Task instructions
Copy nothing but the text: repeat each entry exactly and drop the images.

[Start of Data records]

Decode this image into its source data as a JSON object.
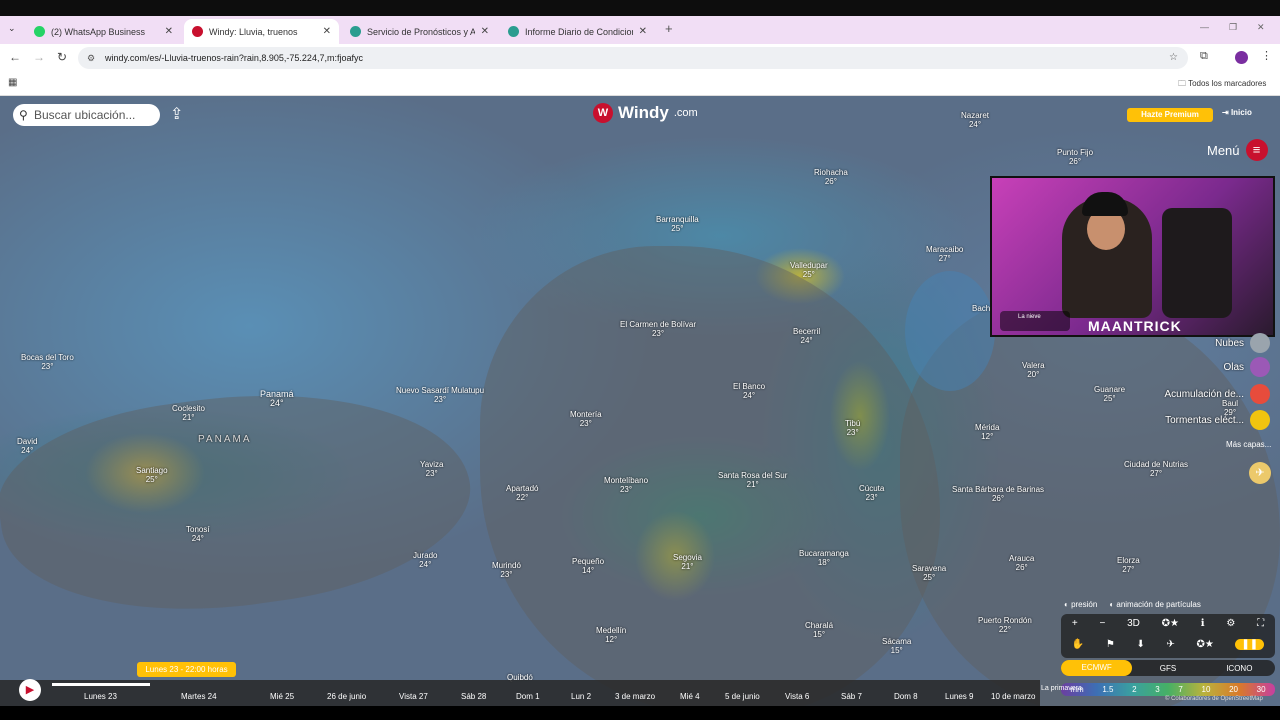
{
  "browser": {
    "tabs": [
      {
        "title": "(2) WhatsApp Business",
        "icon": "whatsapp-icon",
        "color": "#25d366"
      },
      {
        "title": "Windy: Lluvia, truenos",
        "icon": "windy-icon",
        "color": "#c8102e"
      },
      {
        "title": "Servicio de Pronósticos y Alerta",
        "icon": "weather-icon",
        "color": "#2a9d8f"
      },
      {
        "title": "Informe Diario de Condiciones",
        "icon": "report-icon",
        "color": "#2a9d8f"
      }
    ],
    "new_tab": "+",
    "url": "windy.com/es/-Lluvia-truenos-rain?rain,8.905,-75.224,7,m:fjoafyc",
    "bookmarks_label": "Todos los marcadores"
  },
  "windy": {
    "search_placeholder": "Buscar ubicación...",
    "logo_text": "Windy",
    "logo_suffix": ".com",
    "premium_label": "Hazte Premium",
    "login_label": "Inicio",
    "menu_label": "Menú",
    "layers": [
      {
        "label": "Nubes",
        "color": "#9aa4ad"
      },
      {
        "label": "Olas",
        "color": "#9b59b6"
      },
      {
        "label": "Acumulación de...",
        "color": "#e74c3c"
      },
      {
        "label": "Tormentas eléct...",
        "color": "#f1c40f"
      }
    ],
    "more_layers": "Más capas...",
    "toggle_pressure": "presión",
    "toggle_particles": "animación de partículas",
    "controls_row1": [
      "+",
      "−",
      "3D",
      "✪★",
      "ℹ",
      "⚙",
      "⛶"
    ],
    "controls_row2": [
      "✋",
      "⚑",
      "⬇",
      "✈",
      "✪★",
      "❚❚"
    ],
    "models": [
      "ECMWF",
      "GFS",
      "ICONO"
    ],
    "active_model": "ECMWF",
    "scale_unit": "mm",
    "scale_values": [
      "1.5",
      "2",
      "3",
      "7",
      "10",
      "20",
      "30"
    ],
    "date_pill": "Lunes 23 - 22:00 horas",
    "timeline_days": [
      "Lunes 23",
      "Martes 24",
      "Mié 25",
      "26 de junio",
      "Vista 27",
      "Sáb 28",
      "Dom 1",
      "Lun 2",
      "3 de marzo",
      "Mié 4",
      "5 de junio",
      "Vista 6",
      "Sáb 7",
      "Dom 8",
      "Lunes 9",
      "10 de marzo"
    ],
    "season_label": "La primavera",
    "credit": "© Colaboradores de OpenStreetMap",
    "country_label": "PANAMA"
  },
  "map_cities": [
    {
      "name": "Riohacha",
      "temp": "26°"
    },
    {
      "name": "Barranquilla",
      "temp": "25°"
    },
    {
      "name": "Valledupar",
      "temp": "25°"
    },
    {
      "name": "Maracaibo",
      "temp": "27°"
    },
    {
      "name": "Nazaret",
      "temp": "24°"
    },
    {
      "name": "Punto Fijo",
      "temp": "26°"
    },
    {
      "name": "El Carmen de Bolívar",
      "temp": "23°"
    },
    {
      "name": "Becerril",
      "temp": "24°"
    },
    {
      "name": "Bocas del Toro",
      "temp": "23°"
    },
    {
      "name": "Panamá",
      "temp": "24°"
    },
    {
      "name": "Nuevo Sasardí Mulatupu",
      "temp": "23°"
    },
    {
      "name": "Coclesito",
      "temp": "21°"
    },
    {
      "name": "Montería",
      "temp": "23°"
    },
    {
      "name": "El Banco",
      "temp": "24°"
    },
    {
      "name": "Tibú",
      "temp": "23°"
    },
    {
      "name": "Valera",
      "temp": "20°"
    },
    {
      "name": "Guanare",
      "temp": "25°"
    },
    {
      "name": "Mérida",
      "temp": "12°"
    },
    {
      "name": "David",
      "temp": "24°"
    },
    {
      "name": "Santiago",
      "temp": "25°"
    },
    {
      "name": "Yaviza",
      "temp": "23°"
    },
    {
      "name": "Apartadó",
      "temp": "22°"
    },
    {
      "name": "Montelíbano",
      "temp": "23°"
    },
    {
      "name": "Santa Rosa del Sur",
      "temp": "21°"
    },
    {
      "name": "Cúcuta",
      "temp": "23°"
    },
    {
      "name": "Santa Bárbara de Barinas",
      "temp": "26°"
    },
    {
      "name": "Ciudad de Nutrias",
      "temp": "27°"
    },
    {
      "name": "Tonosí",
      "temp": "24°"
    },
    {
      "name": "Jurado",
      "temp": "24°"
    },
    {
      "name": "Murindó",
      "temp": "23°"
    },
    {
      "name": "Pequeño",
      "temp": "14°"
    },
    {
      "name": "Segovia",
      "temp": "21°"
    },
    {
      "name": "Bucaramanga",
      "temp": "18°"
    },
    {
      "name": "Saravena",
      "temp": "25°"
    },
    {
      "name": "Arauca",
      "temp": "26°"
    },
    {
      "name": "Elorza",
      "temp": "27°"
    },
    {
      "name": "Medellín",
      "temp": "12°"
    },
    {
      "name": "Charalá",
      "temp": "15°"
    },
    {
      "name": "Sácama",
      "temp": "15°"
    },
    {
      "name": "Puerto Rondón",
      "temp": "22°"
    },
    {
      "name": "Quibdó",
      "temp": ""
    },
    {
      "name": "Bach",
      "temp": ""
    },
    {
      "name": "Baul",
      "temp": "29°"
    }
  ],
  "webcam": {
    "brand": "MAANTRICK",
    "notification": "La nieve"
  }
}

[End of Data records]

Complete response
Decode this image into its source data as a JSON object.
{
  "browser": {
    "tabs": [
      {
        "title": "(2) WhatsApp Business",
        "icon": "whatsapp-icon",
        "color": "#25d366"
      },
      {
        "title": "Windy: Lluvia, truenos",
        "icon": "windy-icon",
        "color": "#c8102e"
      },
      {
        "title": "Servicio de Pronósticos y Alerta",
        "icon": "weather-icon",
        "color": "#2a9d8f"
      },
      {
        "title": "Informe Diario de Condiciones",
        "icon": "report-icon",
        "color": "#2a9d8f"
      }
    ],
    "new_tab": "+",
    "url": "windy.com/es/-Lluvia-truenos-rain?rain,8.905,-75.224,7,m:fjoafyc",
    "bookmarks_label": "Todos los marcadores"
  },
  "windy": {
    "search_placeholder": "Buscar ubicación...",
    "logo_text": "Windy",
    "logo_suffix": ".com",
    "premium_label": "Hazte Premium",
    "login_label": "Inicio",
    "menu_label": "Menú",
    "layers": [
      {
        "label": "Nubes",
        "color": "#9aa4ad"
      },
      {
        "label": "Olas",
        "color": "#9b59b6"
      },
      {
        "label": "Acumulación de...",
        "color": "#e74c3c"
      },
      {
        "label": "Tormentas eléct...",
        "color": "#f1c40f"
      }
    ],
    "more_layers": "Más capas...",
    "toggle_pressure": "presión",
    "toggle_particles": "animación de partículas",
    "controls_row1": [
      "+",
      "−",
      "3D",
      "✪★",
      "ℹ",
      "⚙",
      "⛶"
    ],
    "controls_row2": [
      "✋",
      "⚑",
      "⬇",
      "✈",
      "✪★",
      "❚❚"
    ],
    "models": [
      "ECMWF",
      "GFS",
      "ICONO"
    ],
    "active_model": "ECMWF",
    "scale_unit": "mm",
    "scale_values": [
      "1.5",
      "2",
      "3",
      "7",
      "10",
      "20",
      "30"
    ],
    "date_pill": "Lunes 23 - 22:00 horas",
    "timeline_days": [
      "Lunes 23",
      "Martes 24",
      "Mié 25",
      "26 de junio",
      "Vista 27",
      "Sáb 28",
      "Dom 1",
      "Lun 2",
      "3 de marzo",
      "Mié 4",
      "5 de junio",
      "Vista 6",
      "Sáb 7",
      "Dom 8",
      "Lunes 9",
      "10 de marzo"
    ],
    "season_label": "La primavera",
    "credit": "© Colaboradores de OpenStreetMap",
    "country_label": "PANAMA"
  },
  "map_cities": [
    {
      "name": "Riohacha",
      "temp": "26°"
    },
    {
      "name": "Barranquilla",
      "temp": "25°"
    },
    {
      "name": "Valledupar",
      "temp": "25°"
    },
    {
      "name": "Maracaibo",
      "temp": "27°"
    },
    {
      "name": "Nazaret",
      "temp": "24°"
    },
    {
      "name": "Punto Fijo",
      "temp": "26°"
    },
    {
      "name": "El Carmen de Bolívar",
      "temp": "23°"
    },
    {
      "name": "Becerril",
      "temp": "24°"
    },
    {
      "name": "Bocas del Toro",
      "temp": "23°"
    },
    {
      "name": "Panamá",
      "temp": "24°"
    },
    {
      "name": "Nuevo Sasardí Mulatupu",
      "temp": "23°"
    },
    {
      "name": "Coclesito",
      "temp": "21°"
    },
    {
      "name": "Montería",
      "temp": "23°"
    },
    {
      "name": "El Banco",
      "temp": "24°"
    },
    {
      "name": "Tibú",
      "temp": "23°"
    },
    {
      "name": "Valera",
      "temp": "20°"
    },
    {
      "name": "Guanare",
      "temp": "25°"
    },
    {
      "name": "Mérida",
      "temp": "12°"
    },
    {
      "name": "David",
      "temp": "24°"
    },
    {
      "name": "Santiago",
      "temp": "25°"
    },
    {
      "name": "Yaviza",
      "temp": "23°"
    },
    {
      "name": "Apartadó",
      "temp": "22°"
    },
    {
      "name": "Montelíbano",
      "temp": "23°"
    },
    {
      "name": "Santa Rosa del Sur",
      "temp": "21°"
    },
    {
      "name": "Cúcuta",
      "temp": "23°"
    },
    {
      "name": "Santa Bárbara de Barinas",
      "temp": "26°"
    },
    {
      "name": "Ciudad de Nutrias",
      "temp": "27°"
    },
    {
      "name": "Tonosí",
      "temp": "24°"
    },
    {
      "name": "Jurado",
      "temp": "24°"
    },
    {
      "name": "Murindó",
      "temp": "23°"
    },
    {
      "name": "Pequeño",
      "temp": "14°"
    },
    {
      "name": "Segovia",
      "temp": "21°"
    },
    {
      "name": "Bucaramanga",
      "temp": "18°"
    },
    {
      "name": "Saravena",
      "temp": "25°"
    },
    {
      "name": "Arauca",
      "temp": "26°"
    },
    {
      "name": "Elorza",
      "temp": "27°"
    },
    {
      "name": "Medellín",
      "temp": "12°"
    },
    {
      "name": "Charalá",
      "temp": "15°"
    },
    {
      "name": "Sácama",
      "temp": "15°"
    },
    {
      "name": "Puerto Rondón",
      "temp": "22°"
    },
    {
      "name": "Quibdó",
      "temp": ""
    },
    {
      "name": "Bach",
      "temp": ""
    },
    {
      "name": "Baul",
      "temp": "29°"
    }
  ],
  "webcam": {
    "brand": "MAANTRICK",
    "notification": "La nieve"
  }
}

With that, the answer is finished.